Where a line holds "color", copy it.
--- The input ---
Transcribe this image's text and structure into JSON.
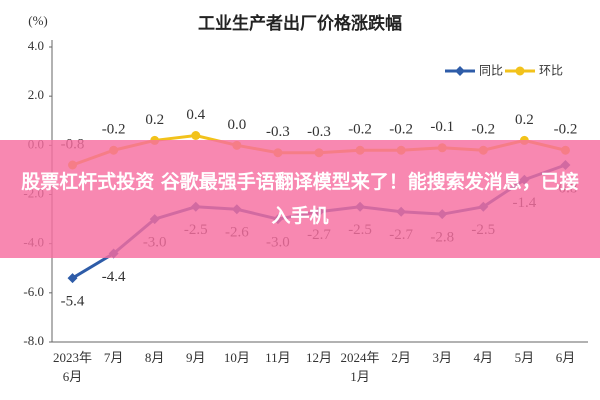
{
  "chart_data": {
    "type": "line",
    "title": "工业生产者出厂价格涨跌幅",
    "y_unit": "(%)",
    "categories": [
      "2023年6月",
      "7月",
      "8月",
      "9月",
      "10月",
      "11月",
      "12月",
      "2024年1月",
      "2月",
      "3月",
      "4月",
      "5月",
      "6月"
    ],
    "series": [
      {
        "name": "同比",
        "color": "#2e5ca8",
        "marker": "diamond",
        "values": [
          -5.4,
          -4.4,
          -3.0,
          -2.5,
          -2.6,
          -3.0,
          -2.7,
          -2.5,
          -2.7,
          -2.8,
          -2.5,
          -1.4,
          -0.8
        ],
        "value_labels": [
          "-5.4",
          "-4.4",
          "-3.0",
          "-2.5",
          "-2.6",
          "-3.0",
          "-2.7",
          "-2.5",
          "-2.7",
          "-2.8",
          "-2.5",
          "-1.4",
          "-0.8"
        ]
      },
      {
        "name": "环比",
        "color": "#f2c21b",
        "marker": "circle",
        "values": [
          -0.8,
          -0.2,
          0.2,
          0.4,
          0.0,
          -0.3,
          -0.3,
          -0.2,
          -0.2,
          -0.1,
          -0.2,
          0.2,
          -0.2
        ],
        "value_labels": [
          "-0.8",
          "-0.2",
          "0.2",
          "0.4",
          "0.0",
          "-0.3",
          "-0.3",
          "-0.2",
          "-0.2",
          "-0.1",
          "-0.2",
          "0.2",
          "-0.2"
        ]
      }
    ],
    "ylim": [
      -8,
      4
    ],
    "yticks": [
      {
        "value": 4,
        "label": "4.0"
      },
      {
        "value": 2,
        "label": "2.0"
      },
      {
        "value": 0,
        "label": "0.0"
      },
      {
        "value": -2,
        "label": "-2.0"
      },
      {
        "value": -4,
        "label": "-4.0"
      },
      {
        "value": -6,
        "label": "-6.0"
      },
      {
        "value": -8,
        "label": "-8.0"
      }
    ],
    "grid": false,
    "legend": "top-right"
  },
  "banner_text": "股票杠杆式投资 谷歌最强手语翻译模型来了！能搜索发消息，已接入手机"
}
---
--- The input ---
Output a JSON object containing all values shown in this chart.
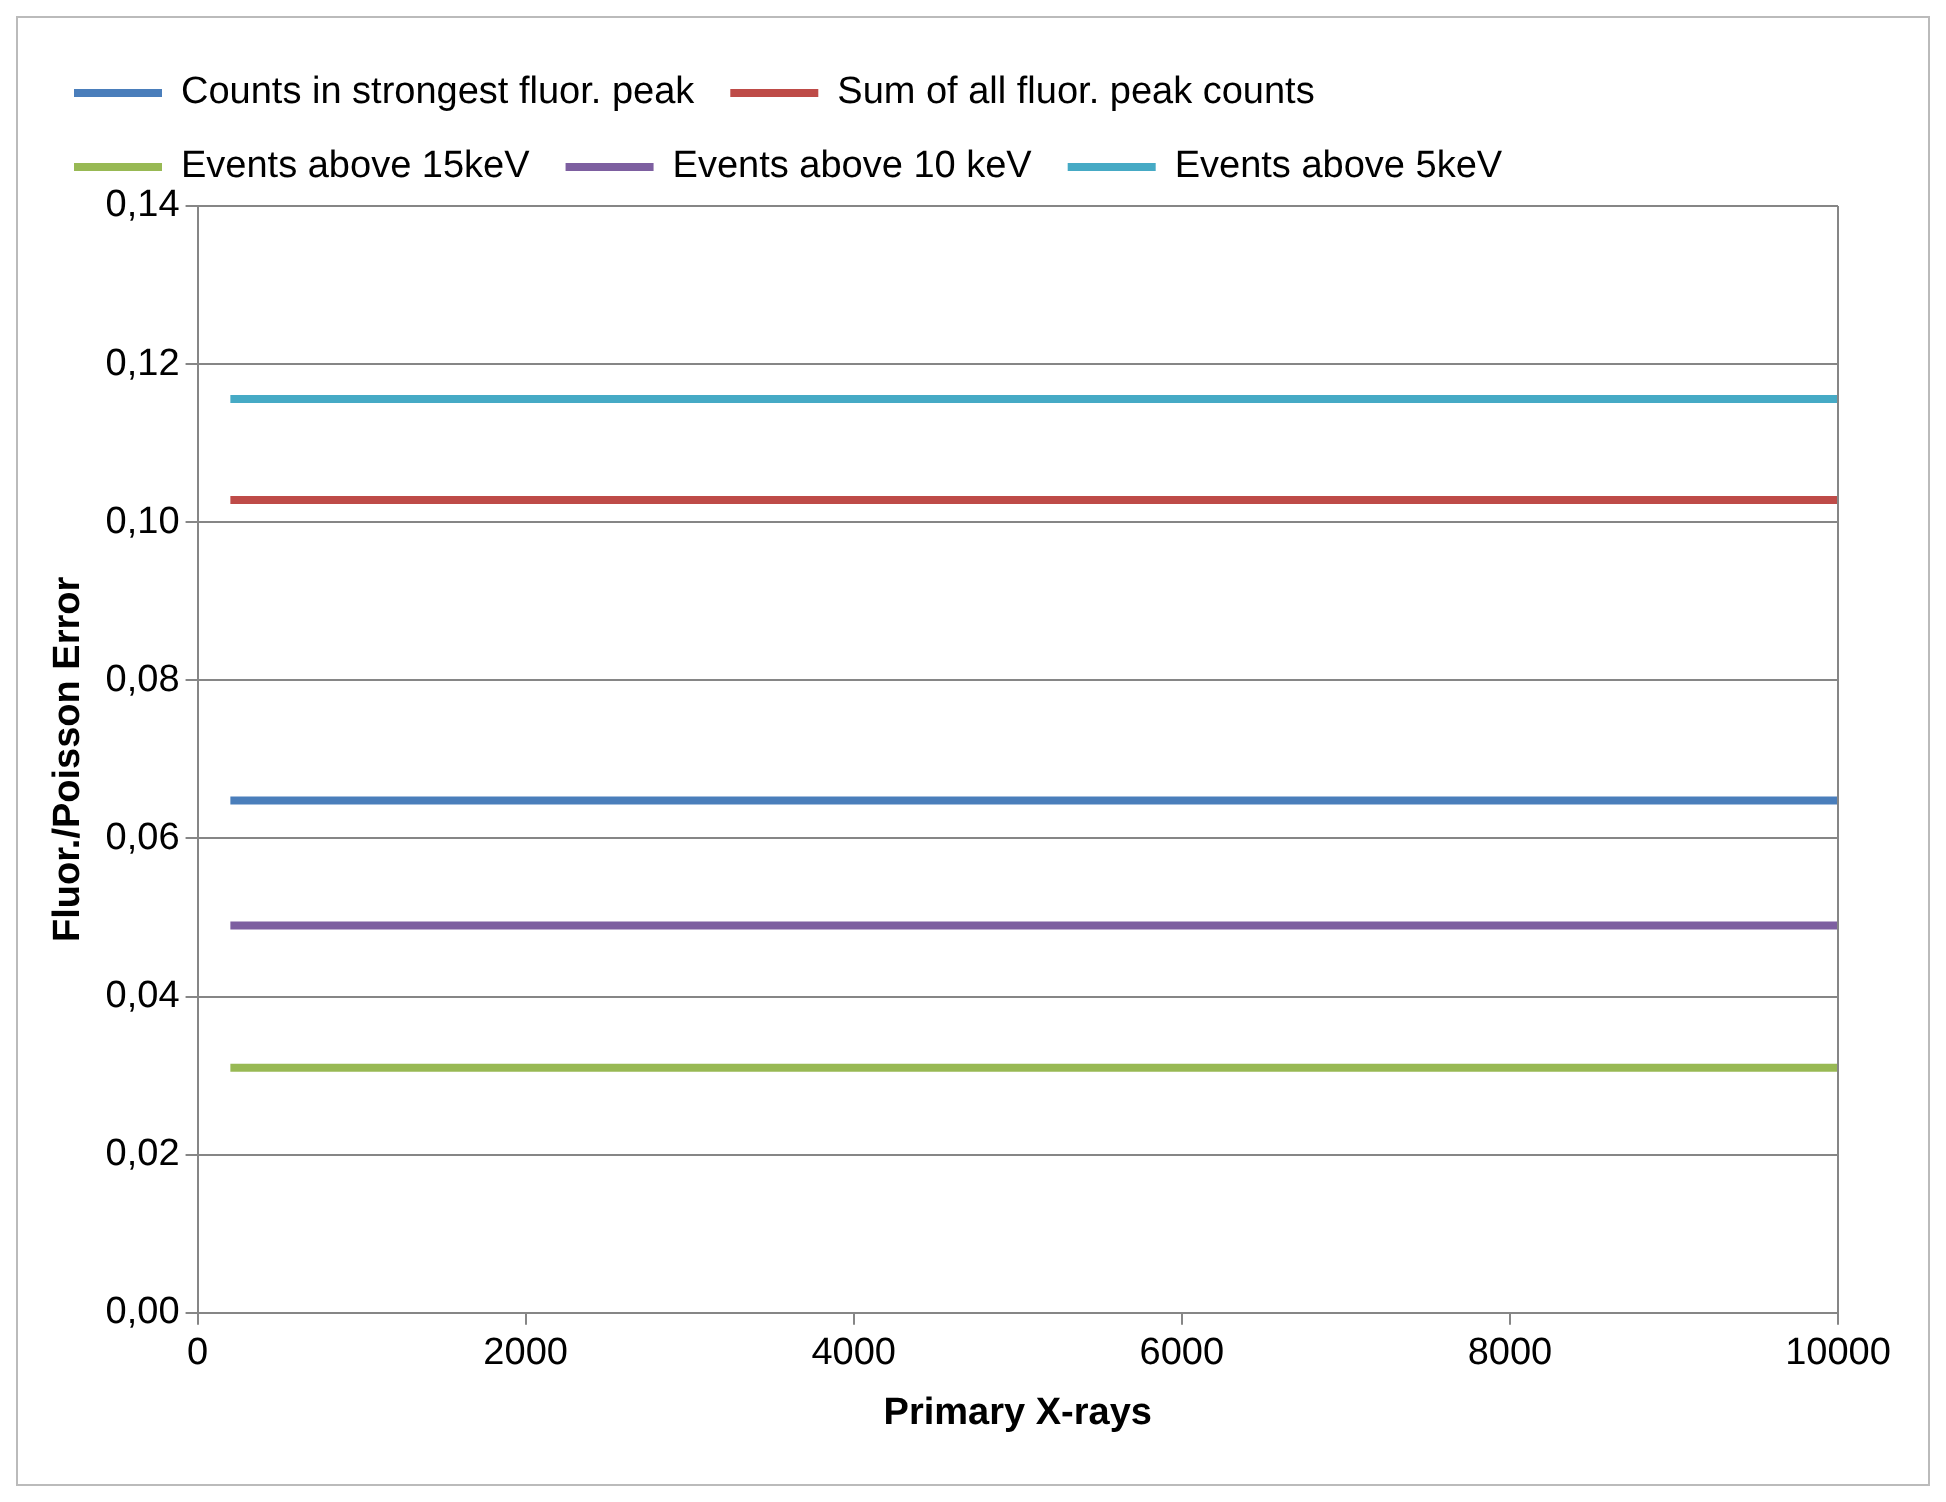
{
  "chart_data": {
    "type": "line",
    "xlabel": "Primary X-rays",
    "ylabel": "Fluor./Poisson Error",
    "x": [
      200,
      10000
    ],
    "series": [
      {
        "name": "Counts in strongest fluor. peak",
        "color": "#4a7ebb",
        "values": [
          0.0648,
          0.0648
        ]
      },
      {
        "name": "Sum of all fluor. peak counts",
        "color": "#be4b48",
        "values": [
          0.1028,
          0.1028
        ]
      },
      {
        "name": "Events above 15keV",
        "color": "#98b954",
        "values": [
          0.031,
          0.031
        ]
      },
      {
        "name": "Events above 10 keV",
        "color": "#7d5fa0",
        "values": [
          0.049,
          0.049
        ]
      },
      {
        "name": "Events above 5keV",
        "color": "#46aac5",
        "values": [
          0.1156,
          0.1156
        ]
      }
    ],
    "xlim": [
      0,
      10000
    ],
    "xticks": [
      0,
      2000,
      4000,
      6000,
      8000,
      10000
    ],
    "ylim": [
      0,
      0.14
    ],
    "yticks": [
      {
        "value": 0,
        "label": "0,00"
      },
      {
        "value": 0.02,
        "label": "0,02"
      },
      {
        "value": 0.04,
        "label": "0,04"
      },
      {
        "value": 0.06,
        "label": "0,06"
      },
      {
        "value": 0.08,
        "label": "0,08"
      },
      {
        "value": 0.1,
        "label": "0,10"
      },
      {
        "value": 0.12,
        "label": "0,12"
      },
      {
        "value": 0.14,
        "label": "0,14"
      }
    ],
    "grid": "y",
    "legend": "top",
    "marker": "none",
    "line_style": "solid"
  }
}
---
• _The result_
        "color": "#2e5ca8",
        "color": "#f2c21b",
        "color": "#4a7ebb",
        "color": "#be4b48",
        "color": "#98b954",
        "color": "#7d5fa0",
        "color": "#46aac5",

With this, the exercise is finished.